The task:
Return the lines below exactly, starting with the line that contains "Transcribe this image's" and stopping after the last line.
'''
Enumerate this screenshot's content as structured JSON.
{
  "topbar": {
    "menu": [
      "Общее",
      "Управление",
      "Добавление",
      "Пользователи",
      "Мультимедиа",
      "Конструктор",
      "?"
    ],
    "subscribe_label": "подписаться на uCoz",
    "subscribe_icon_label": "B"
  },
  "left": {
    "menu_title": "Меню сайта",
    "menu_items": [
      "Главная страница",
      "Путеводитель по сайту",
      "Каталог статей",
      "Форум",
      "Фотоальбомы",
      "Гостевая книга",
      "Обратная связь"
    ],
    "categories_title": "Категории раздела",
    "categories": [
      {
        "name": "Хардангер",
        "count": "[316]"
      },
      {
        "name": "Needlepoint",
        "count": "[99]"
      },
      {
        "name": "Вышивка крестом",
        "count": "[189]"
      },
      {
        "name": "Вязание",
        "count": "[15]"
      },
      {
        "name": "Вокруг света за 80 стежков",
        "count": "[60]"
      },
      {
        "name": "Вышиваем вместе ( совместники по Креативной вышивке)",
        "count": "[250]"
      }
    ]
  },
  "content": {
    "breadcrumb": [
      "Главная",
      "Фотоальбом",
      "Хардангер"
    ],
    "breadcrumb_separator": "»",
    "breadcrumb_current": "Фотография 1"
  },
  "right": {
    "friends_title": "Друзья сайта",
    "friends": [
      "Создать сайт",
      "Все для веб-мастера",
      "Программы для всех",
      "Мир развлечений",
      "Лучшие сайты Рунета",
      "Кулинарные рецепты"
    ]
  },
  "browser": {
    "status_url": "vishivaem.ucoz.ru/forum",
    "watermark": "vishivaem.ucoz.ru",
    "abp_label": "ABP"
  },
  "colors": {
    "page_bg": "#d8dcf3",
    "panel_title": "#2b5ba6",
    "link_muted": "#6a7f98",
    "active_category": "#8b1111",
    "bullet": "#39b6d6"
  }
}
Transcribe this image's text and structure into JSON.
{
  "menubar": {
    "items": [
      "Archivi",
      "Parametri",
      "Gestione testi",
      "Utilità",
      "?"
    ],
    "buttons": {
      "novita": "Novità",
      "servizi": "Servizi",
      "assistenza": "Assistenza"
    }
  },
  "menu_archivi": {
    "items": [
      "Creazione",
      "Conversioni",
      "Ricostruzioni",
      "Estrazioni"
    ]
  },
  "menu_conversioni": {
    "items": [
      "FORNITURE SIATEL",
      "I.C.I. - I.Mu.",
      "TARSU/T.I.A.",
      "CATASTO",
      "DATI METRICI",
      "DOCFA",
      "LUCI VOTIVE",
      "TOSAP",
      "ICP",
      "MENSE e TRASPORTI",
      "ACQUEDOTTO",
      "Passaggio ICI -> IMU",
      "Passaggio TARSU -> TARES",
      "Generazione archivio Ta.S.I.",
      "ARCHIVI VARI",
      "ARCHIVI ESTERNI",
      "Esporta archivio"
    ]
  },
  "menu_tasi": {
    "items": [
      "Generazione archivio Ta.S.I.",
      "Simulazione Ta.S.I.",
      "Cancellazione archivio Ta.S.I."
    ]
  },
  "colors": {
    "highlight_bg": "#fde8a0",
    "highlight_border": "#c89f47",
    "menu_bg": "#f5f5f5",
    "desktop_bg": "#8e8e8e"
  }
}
'''
Result of the task:
Transcribe this image's text and structure into JSON.
{
  "menubar": {
    "items": [
      "Archivi",
      "Parametri",
      "Gestione testi",
      "Utilità",
      "?"
    ],
    "buttons": {
      "novita": "Novità",
      "servizi": "Servizi",
      "assistenza": "Assistenza"
    }
  },
  "menu_archivi": {
    "items": [
      "Creazione",
      "Conversioni",
      "Ricostruzioni",
      "Estrazioni"
    ]
  },
  "menu_conversioni": {
    "items": [
      "FORNITURE SIATEL",
      "I.C.I. - I.Mu.",
      "TARSU/T.I.A.",
      "CATASTO",
      "DATI METRICI",
      "DOCFA",
      "LUCI VOTIVE",
      "TOSAP",
      "ICP",
      "MENSE e TRASPORTI",
      "ACQUEDOTTO",
      "Passaggio ICI -> IMU",
      "Passaggio TARSU -> TARES",
      "Generazione archivio Ta.S.I.",
      "ARCHIVI VARI",
      "ARCHIVI ESTERNI",
      "Esporta archivio"
    ]
  },
  "menu_tasi": {
    "items": [
      "Generazione archivio Ta.S.I.",
      "Simulazione Ta.S.I.",
      "Cancellazione archivio Ta.S.I."
    ]
  },
  "colors": {
    "highlight_bg": "#fde8a0",
    "highlight_border": "#c89f47",
    "menu_bg": "#f5f5f5",
    "desktop_bg": "#8e8e8e"
  }
}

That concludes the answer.